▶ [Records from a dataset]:
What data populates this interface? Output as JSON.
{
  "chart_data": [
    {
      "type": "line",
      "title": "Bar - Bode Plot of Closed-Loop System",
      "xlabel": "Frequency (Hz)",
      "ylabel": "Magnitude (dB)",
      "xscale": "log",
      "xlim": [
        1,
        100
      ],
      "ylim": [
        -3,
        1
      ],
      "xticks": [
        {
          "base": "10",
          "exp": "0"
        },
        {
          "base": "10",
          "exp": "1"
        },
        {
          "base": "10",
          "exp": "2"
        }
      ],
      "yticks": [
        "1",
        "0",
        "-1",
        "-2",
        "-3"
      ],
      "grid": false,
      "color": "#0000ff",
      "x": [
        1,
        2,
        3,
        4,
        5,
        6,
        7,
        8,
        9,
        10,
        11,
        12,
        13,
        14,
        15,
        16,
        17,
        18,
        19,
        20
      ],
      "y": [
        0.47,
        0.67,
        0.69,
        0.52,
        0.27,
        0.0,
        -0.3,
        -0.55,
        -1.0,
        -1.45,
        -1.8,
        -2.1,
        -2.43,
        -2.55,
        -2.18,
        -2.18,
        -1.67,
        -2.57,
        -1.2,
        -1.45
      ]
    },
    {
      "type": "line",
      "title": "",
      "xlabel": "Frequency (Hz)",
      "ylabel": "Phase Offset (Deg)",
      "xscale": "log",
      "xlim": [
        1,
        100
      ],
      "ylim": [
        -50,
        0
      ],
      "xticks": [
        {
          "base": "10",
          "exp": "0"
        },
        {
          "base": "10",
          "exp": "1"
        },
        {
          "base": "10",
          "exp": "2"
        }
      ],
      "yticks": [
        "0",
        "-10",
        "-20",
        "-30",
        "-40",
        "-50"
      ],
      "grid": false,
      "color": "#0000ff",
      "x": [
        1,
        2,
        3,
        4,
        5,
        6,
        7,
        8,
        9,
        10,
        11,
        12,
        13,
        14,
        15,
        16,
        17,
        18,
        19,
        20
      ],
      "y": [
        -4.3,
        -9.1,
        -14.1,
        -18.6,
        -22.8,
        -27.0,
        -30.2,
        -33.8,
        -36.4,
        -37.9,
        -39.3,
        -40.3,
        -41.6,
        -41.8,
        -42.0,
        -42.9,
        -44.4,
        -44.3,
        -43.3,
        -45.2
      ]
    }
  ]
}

▶ [EXERCISE BRIEF]: Write out all the entries exactly.

▶ [ANSWER IN FULL]:
What data populates this interface? Output as JSON.
{
  "chart_data": [
    {
      "type": "line",
      "title": "Bar - Bode Plot of Closed-Loop System",
      "xlabel": "Frequency (Hz)",
      "ylabel": "Magnitude (dB)",
      "xscale": "log",
      "xlim": [
        1,
        100
      ],
      "ylim": [
        -3,
        1
      ],
      "xticks": [
        {
          "base": "10",
          "exp": "0"
        },
        {
          "base": "10",
          "exp": "1"
        },
        {
          "base": "10",
          "exp": "2"
        }
      ],
      "yticks": [
        "1",
        "0",
        "-1",
        "-2",
        "-3"
      ],
      "grid": false,
      "color": "#0000ff",
      "x": [
        1,
        2,
        3,
        4,
        5,
        6,
        7,
        8,
        9,
        10,
        11,
        12,
        13,
        14,
        15,
        16,
        17,
        18,
        19,
        20
      ],
      "y": [
        0.47,
        0.67,
        0.69,
        0.52,
        0.27,
        0.0,
        -0.3,
        -0.55,
        -1.0,
        -1.45,
        -1.8,
        -2.1,
        -2.43,
        -2.55,
        -2.18,
        -2.18,
        -1.67,
        -2.57,
        -1.2,
        -1.45
      ]
    },
    {
      "type": "line",
      "title": "",
      "xlabel": "Frequency (Hz)",
      "ylabel": "Phase Offset (Deg)",
      "xscale": "log",
      "xlim": [
        1,
        100
      ],
      "ylim": [
        -50,
        0
      ],
      "xticks": [
        {
          "base": "10",
          "exp": "0"
        },
        {
          "base": "10",
          "exp": "1"
        },
        {
          "base": "10",
          "exp": "2"
        }
      ],
      "yticks": [
        "0",
        "-10",
        "-20",
        "-30",
        "-40",
        "-50"
      ],
      "grid": false,
      "color": "#0000ff",
      "x": [
        1,
        2,
        3,
        4,
        5,
        6,
        7,
        8,
        9,
        10,
        11,
        12,
        13,
        14,
        15,
        16,
        17,
        18,
        19,
        20
      ],
      "y": [
        -4.3,
        -9.1,
        -14.1,
        -18.6,
        -22.8,
        -27.0,
        -30.2,
        -33.8,
        -36.4,
        -37.9,
        -39.3,
        -40.3,
        -41.6,
        -41.8,
        -42.0,
        -42.9,
        -44.4,
        -44.3,
        -43.3,
        -45.2
      ]
    }
  ]
}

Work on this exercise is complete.